**Work required**: Copy out all the data, word for word.

**Rows**:
^^^^^^^^

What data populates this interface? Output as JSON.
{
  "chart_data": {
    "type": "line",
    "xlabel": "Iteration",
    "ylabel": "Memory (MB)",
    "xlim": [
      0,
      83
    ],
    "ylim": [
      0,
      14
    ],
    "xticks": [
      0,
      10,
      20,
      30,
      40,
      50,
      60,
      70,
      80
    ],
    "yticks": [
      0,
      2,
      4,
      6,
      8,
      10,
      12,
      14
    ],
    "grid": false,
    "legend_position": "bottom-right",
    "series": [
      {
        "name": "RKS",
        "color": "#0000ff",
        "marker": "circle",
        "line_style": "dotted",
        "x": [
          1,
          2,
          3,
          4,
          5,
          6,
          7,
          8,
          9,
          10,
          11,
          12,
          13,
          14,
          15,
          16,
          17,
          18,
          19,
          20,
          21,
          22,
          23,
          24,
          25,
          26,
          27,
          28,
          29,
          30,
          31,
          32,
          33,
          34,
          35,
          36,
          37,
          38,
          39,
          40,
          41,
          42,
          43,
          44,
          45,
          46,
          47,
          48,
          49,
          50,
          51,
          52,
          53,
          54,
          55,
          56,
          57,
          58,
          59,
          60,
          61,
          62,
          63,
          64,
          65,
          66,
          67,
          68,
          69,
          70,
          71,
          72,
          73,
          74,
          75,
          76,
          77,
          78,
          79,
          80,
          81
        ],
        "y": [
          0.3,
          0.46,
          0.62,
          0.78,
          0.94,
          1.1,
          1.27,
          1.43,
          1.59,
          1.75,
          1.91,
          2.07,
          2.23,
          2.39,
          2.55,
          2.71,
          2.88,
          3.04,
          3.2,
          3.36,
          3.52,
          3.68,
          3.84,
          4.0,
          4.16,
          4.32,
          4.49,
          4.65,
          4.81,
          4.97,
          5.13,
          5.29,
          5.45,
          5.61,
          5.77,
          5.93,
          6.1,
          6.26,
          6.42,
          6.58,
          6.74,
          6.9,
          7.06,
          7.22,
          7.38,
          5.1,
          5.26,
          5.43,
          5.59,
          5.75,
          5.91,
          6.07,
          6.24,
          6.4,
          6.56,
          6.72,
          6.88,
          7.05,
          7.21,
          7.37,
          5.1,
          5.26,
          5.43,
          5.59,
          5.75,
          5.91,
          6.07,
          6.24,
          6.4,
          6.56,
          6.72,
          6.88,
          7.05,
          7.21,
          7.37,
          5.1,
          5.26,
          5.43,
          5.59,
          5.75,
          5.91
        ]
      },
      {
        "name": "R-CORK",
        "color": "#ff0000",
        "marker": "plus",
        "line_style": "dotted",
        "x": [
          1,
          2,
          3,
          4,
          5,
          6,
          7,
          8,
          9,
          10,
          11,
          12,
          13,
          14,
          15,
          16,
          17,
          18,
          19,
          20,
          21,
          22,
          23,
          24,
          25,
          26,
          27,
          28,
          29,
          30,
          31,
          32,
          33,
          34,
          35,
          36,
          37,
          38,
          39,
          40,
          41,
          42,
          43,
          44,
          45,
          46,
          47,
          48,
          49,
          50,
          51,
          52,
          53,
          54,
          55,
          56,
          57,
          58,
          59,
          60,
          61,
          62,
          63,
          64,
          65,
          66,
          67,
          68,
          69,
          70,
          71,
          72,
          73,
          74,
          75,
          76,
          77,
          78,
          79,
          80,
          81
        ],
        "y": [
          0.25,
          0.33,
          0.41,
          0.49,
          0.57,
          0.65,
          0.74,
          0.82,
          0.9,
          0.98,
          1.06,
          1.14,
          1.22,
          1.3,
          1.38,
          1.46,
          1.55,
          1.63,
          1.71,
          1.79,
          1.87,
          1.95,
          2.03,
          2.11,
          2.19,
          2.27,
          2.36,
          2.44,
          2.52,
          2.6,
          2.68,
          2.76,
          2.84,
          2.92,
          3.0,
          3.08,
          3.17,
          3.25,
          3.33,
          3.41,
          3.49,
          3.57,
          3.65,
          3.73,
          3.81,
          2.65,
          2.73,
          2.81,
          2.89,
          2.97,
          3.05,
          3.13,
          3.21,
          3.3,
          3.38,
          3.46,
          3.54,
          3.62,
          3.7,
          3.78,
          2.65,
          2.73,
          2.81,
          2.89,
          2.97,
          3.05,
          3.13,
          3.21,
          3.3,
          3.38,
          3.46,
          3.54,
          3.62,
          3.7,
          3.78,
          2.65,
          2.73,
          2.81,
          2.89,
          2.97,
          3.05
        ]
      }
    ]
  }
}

^^^^^^^^

**Complete response**:
What data populates this interface? Output as JSON.
{
  "chart_data": {
    "type": "line",
    "xlabel": "Iteration",
    "ylabel": "Memory (MB)",
    "xlim": [
      0,
      83
    ],
    "ylim": [
      0,
      14
    ],
    "xticks": [
      0,
      10,
      20,
      30,
      40,
      50,
      60,
      70,
      80
    ],
    "yticks": [
      0,
      2,
      4,
      6,
      8,
      10,
      12,
      14
    ],
    "grid": false,
    "legend_position": "bottom-right",
    "series": [
      {
        "name": "RKS",
        "color": "#0000ff",
        "marker": "circle",
        "line_style": "dotted",
        "x": [
          1,
          2,
          3,
          4,
          5,
          6,
          7,
          8,
          9,
          10,
          11,
          12,
          13,
          14,
          15,
          16,
          17,
          18,
          19,
          20,
          21,
          22,
          23,
          24,
          25,
          26,
          27,
          28,
          29,
          30,
          31,
          32,
          33,
          34,
          35,
          36,
          37,
          38,
          39,
          40,
          41,
          42,
          43,
          44,
          45,
          46,
          47,
          48,
          49,
          50,
          51,
          52,
          53,
          54,
          55,
          56,
          57,
          58,
          59,
          60,
          61,
          62,
          63,
          64,
          65,
          66,
          67,
          68,
          69,
          70,
          71,
          72,
          73,
          74,
          75,
          76,
          77,
          78,
          79,
          80,
          81
        ],
        "y": [
          0.3,
          0.46,
          0.62,
          0.78,
          0.94,
          1.1,
          1.27,
          1.43,
          1.59,
          1.75,
          1.91,
          2.07,
          2.23,
          2.39,
          2.55,
          2.71,
          2.88,
          3.04,
          3.2,
          3.36,
          3.52,
          3.68,
          3.84,
          4.0,
          4.16,
          4.32,
          4.49,
          4.65,
          4.81,
          4.97,
          5.13,
          5.29,
          5.45,
          5.61,
          5.77,
          5.93,
          6.1,
          6.26,
          6.42,
          6.58,
          6.74,
          6.9,
          7.06,
          7.22,
          7.38,
          5.1,
          5.26,
          5.43,
          5.59,
          5.75,
          5.91,
          6.07,
          6.24,
          6.4,
          6.56,
          6.72,
          6.88,
          7.05,
          7.21,
          7.37,
          5.1,
          5.26,
          5.43,
          5.59,
          5.75,
          5.91,
          6.07,
          6.24,
          6.4,
          6.56,
          6.72,
          6.88,
          7.05,
          7.21,
          7.37,
          5.1,
          5.26,
          5.43,
          5.59,
          5.75,
          5.91
        ]
      },
      {
        "name": "R-CORK",
        "color": "#ff0000",
        "marker": "plus",
        "line_style": "dotted",
        "x": [
          1,
          2,
          3,
          4,
          5,
          6,
          7,
          8,
          9,
          10,
          11,
          12,
          13,
          14,
          15,
          16,
          17,
          18,
          19,
          20,
          21,
          22,
          23,
          24,
          25,
          26,
          27,
          28,
          29,
          30,
          31,
          32,
          33,
          34,
          35,
          36,
          37,
          38,
          39,
          40,
          41,
          42,
          43,
          44,
          45,
          46,
          47,
          48,
          49,
          50,
          51,
          52,
          53,
          54,
          55,
          56,
          57,
          58,
          59,
          60,
          61,
          62,
          63,
          64,
          65,
          66,
          67,
          68,
          69,
          70,
          71,
          72,
          73,
          74,
          75,
          76,
          77,
          78,
          79,
          80,
          81
        ],
        "y": [
          0.25,
          0.33,
          0.41,
          0.49,
          0.57,
          0.65,
          0.74,
          0.82,
          0.9,
          0.98,
          1.06,
          1.14,
          1.22,
          1.3,
          1.38,
          1.46,
          1.55,
          1.63,
          1.71,
          1.79,
          1.87,
          1.95,
          2.03,
          2.11,
          2.19,
          2.27,
          2.36,
          2.44,
          2.52,
          2.6,
          2.68,
          2.76,
          2.84,
          2.92,
          3.0,
          3.08,
          3.17,
          3.25,
          3.33,
          3.41,
          3.49,
          3.57,
          3.65,
          3.73,
          3.81,
          2.65,
          2.73,
          2.81,
          2.89,
          2.97,
          3.05,
          3.13,
          3.21,
          3.3,
          3.38,
          3.46,
          3.54,
          3.62,
          3.7,
          3.78,
          2.65,
          2.73,
          2.81,
          2.89,
          2.97,
          3.05,
          3.13,
          3.21,
          3.3,
          3.38,
          3.46,
          3.54,
          3.62,
          3.7,
          3.78,
          2.65,
          2.73,
          2.81,
          2.89,
          2.97,
          3.05
        ]
      }
    ]
  }
}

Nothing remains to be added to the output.